#### REQUIREMENT:
Copy the records below, changing "bounding box" to "bounding rectangle" and keeping everything else the same. Leave the pictures out.

#### DATA RECORDS:
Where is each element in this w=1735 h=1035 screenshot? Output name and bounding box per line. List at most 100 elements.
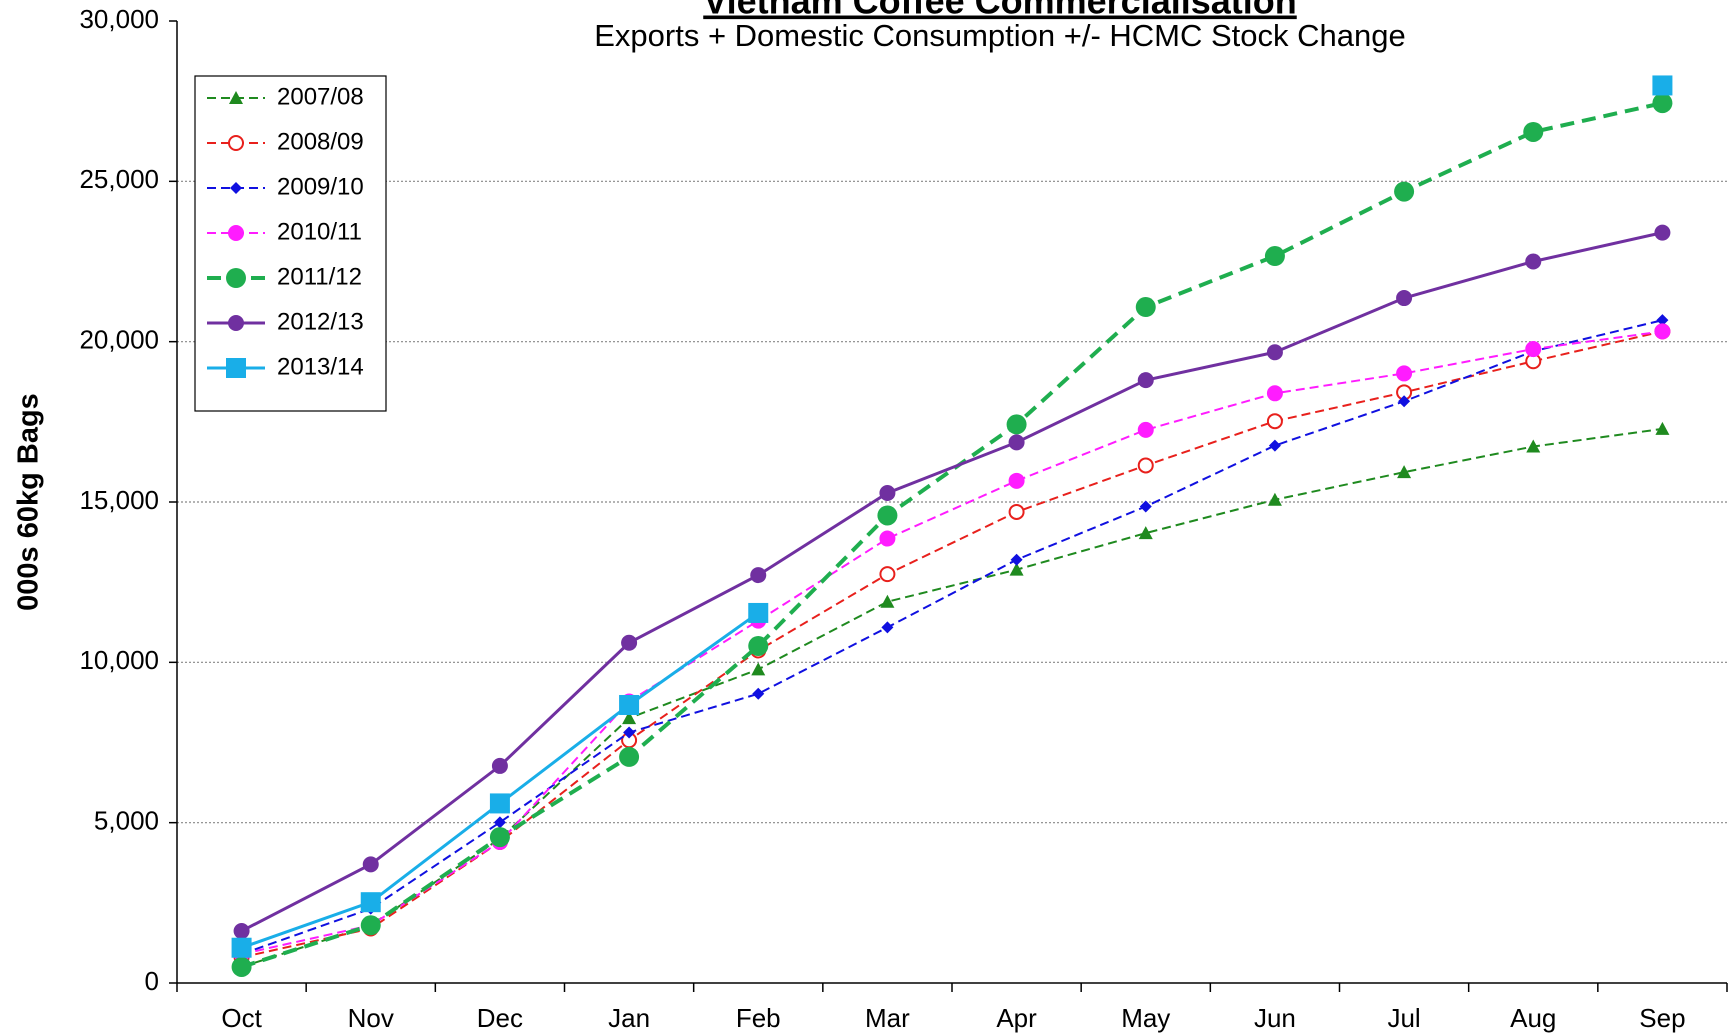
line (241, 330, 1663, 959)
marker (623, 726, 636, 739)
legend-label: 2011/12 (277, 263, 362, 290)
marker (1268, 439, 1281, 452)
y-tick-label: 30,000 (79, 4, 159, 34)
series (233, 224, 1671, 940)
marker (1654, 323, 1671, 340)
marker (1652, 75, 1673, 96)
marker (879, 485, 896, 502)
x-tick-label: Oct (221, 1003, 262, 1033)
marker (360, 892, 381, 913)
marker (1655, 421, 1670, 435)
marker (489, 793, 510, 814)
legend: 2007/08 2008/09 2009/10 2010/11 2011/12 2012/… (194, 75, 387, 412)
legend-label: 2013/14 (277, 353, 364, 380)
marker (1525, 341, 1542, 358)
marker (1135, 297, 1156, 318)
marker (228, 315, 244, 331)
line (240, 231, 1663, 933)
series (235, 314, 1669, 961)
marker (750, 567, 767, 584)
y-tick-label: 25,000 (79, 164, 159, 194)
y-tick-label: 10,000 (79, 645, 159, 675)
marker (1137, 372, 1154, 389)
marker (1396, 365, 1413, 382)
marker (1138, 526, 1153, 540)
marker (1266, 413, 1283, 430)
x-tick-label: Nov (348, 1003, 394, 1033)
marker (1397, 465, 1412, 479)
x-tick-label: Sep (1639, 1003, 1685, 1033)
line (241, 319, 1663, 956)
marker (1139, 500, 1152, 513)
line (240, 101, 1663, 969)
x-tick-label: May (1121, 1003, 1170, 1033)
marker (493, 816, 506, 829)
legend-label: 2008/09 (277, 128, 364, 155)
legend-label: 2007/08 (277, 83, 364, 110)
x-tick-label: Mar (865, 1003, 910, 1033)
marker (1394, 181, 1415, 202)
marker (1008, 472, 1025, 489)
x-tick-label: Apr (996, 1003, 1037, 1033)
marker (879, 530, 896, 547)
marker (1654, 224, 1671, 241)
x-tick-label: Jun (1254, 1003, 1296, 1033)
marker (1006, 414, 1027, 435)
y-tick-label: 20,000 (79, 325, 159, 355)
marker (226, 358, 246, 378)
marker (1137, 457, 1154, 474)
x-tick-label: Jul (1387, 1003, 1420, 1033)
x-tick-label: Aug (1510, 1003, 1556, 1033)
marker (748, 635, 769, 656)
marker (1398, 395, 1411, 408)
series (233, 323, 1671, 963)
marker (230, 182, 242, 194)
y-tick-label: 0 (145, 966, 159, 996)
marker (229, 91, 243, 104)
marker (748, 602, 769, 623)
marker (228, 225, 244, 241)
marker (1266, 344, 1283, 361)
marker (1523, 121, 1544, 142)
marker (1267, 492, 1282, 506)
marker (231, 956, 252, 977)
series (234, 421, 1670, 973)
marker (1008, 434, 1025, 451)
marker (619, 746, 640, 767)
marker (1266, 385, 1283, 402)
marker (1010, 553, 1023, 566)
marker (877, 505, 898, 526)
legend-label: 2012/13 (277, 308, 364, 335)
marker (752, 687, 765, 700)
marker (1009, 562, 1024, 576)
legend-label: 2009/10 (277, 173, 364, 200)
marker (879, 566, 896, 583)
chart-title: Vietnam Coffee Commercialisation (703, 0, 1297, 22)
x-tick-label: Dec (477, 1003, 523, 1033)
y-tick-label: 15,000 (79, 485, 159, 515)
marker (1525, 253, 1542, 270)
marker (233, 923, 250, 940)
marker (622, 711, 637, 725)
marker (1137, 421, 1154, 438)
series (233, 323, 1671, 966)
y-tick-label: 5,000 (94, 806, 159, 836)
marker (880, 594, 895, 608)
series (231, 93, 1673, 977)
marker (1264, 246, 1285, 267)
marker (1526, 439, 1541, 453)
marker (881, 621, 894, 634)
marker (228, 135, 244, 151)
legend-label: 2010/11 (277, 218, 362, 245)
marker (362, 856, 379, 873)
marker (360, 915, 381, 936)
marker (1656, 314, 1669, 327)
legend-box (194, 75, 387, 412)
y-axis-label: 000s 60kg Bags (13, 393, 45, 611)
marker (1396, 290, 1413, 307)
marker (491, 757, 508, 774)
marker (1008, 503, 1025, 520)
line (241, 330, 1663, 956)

#### RESPONSE:
Where is each element in this w=1735 h=1035 screenshot? Output name and bounding rectangle per line. List at most 100 elements.
line (241, 330, 1663, 959)
marker (623, 726, 636, 739)
legend-label: 2011/12 (277, 263, 362, 290)
marker (1268, 439, 1281, 452)
y-tick-label: 30,000 (79, 4, 159, 34)
series (233, 224, 1671, 940)
marker (1654, 323, 1671, 340)
marker (1652, 75, 1673, 96)
marker (879, 485, 896, 502)
x-tick-label: Oct (221, 1003, 262, 1033)
marker (360, 892, 381, 913)
marker (1655, 421, 1670, 435)
marker (489, 793, 510, 814)
legend: 2007/08 2008/09 2009/10 2010/11 2011/12 2012/… (194, 75, 387, 412)
legend-label: 2013/14 (277, 353, 364, 380)
marker (1525, 341, 1542, 358)
marker (1135, 297, 1156, 318)
marker (228, 315, 244, 331)
line (240, 231, 1663, 933)
series (235, 314, 1669, 961)
marker (750, 567, 767, 584)
y-tick-label: 25,000 (79, 164, 159, 194)
y-tick-label: 10,000 (79, 645, 159, 675)
marker (1137, 372, 1154, 389)
marker (1396, 365, 1413, 382)
marker (1138, 526, 1153, 540)
marker (1266, 413, 1283, 430)
x-tick-label: Nov (348, 1003, 394, 1033)
marker (1397, 465, 1412, 479)
x-tick-label: Sep (1639, 1003, 1685, 1033)
line (241, 319, 1663, 956)
marker (1139, 500, 1152, 513)
line (240, 101, 1663, 969)
x-tick-label: May (1121, 1003, 1170, 1033)
marker (493, 816, 506, 829)
legend-label: 2008/09 (277, 128, 364, 155)
legend-label: 2007/08 (277, 83, 364, 110)
x-tick-label: Mar (865, 1003, 910, 1033)
marker (1394, 181, 1415, 202)
marker (1008, 472, 1025, 489)
x-tick-label: Apr (996, 1003, 1037, 1033)
marker (879, 530, 896, 547)
marker (1654, 224, 1671, 241)
x-tick-label: Jun (1254, 1003, 1296, 1033)
marker (1006, 414, 1027, 435)
y-tick-label: 20,000 (79, 325, 159, 355)
marker (226, 358, 246, 378)
marker (1137, 457, 1154, 474)
x-tick-label: Jul (1387, 1003, 1420, 1033)
x-tick-label: Aug (1510, 1003, 1556, 1033)
marker (748, 635, 769, 656)
marker (1398, 395, 1411, 408)
series (233, 323, 1671, 963)
marker (230, 182, 242, 194)
y-tick-label: 0 (145, 966, 159, 996)
marker (229, 91, 243, 104)
marker (748, 602, 769, 623)
marker (228, 225, 244, 241)
marker (1266, 344, 1283, 361)
marker (1523, 121, 1544, 142)
marker (1267, 492, 1282, 506)
marker (231, 956, 252, 977)
series (234, 421, 1670, 973)
marker (1008, 434, 1025, 451)
marker (619, 746, 640, 767)
marker (1266, 385, 1283, 402)
marker (1010, 553, 1023, 566)
marker (877, 505, 898, 526)
legend-label: 2012/13 (277, 308, 364, 335)
marker (752, 687, 765, 700)
marker (1009, 562, 1024, 576)
legend-label: 2009/10 (277, 173, 364, 200)
marker (879, 566, 896, 583)
chart-title: Vietnam Coffee Commercialisation (703, 0, 1297, 22)
x-tick-label: Dec (477, 1003, 523, 1033)
y-tick-label: 15,000 (79, 485, 159, 515)
marker (1525, 253, 1542, 270)
marker (233, 923, 250, 940)
marker (622, 711, 637, 725)
marker (1137, 421, 1154, 438)
series (233, 323, 1671, 966)
y-tick-label: 5,000 (94, 806, 159, 836)
marker (880, 594, 895, 608)
series (231, 93, 1673, 977)
marker (1264, 246, 1285, 267)
marker (1526, 439, 1541, 453)
marker (881, 621, 894, 634)
marker (228, 135, 244, 151)
legend-label: 2010/11 (277, 218, 362, 245)
marker (362, 856, 379, 873)
marker (360, 915, 381, 936)
marker (1656, 314, 1669, 327)
legend-box (194, 75, 387, 412)
y-axis-label: 000s 60kg Bags (13, 393, 45, 611)
marker (1396, 290, 1413, 307)
marker (491, 757, 508, 774)
marker (1008, 503, 1025, 520)
line (241, 330, 1663, 956)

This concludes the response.